--- begin Dataset ---

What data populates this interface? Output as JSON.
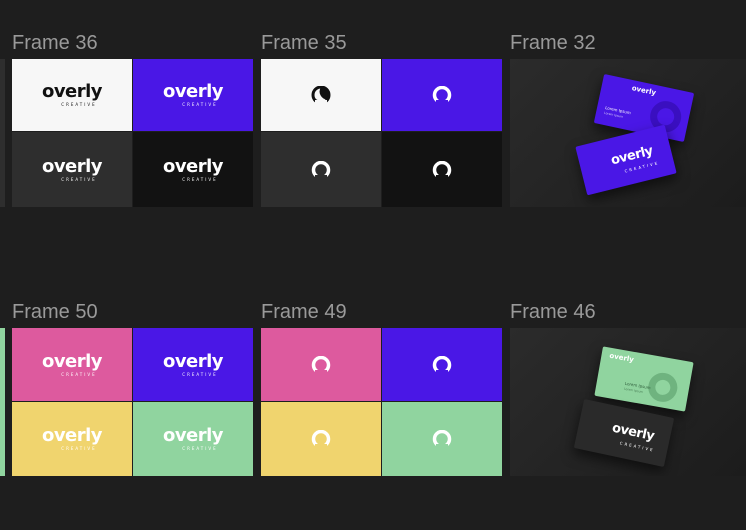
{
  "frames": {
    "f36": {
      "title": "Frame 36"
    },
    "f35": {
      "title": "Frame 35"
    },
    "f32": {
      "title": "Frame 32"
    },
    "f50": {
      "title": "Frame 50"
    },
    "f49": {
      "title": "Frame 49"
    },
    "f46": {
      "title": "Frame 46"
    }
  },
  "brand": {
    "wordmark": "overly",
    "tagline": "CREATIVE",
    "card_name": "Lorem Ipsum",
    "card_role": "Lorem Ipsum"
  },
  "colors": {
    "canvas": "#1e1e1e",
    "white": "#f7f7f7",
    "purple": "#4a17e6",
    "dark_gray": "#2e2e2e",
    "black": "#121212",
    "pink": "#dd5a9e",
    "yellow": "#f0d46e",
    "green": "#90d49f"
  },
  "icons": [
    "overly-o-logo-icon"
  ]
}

--- end Dataset ---

- Objective: Report back each line of the entries that holds the string "Ipsum".

- Full output:
    "card_name": "Lorem Ipsum",
    "card_role": "Lorem Ipsum"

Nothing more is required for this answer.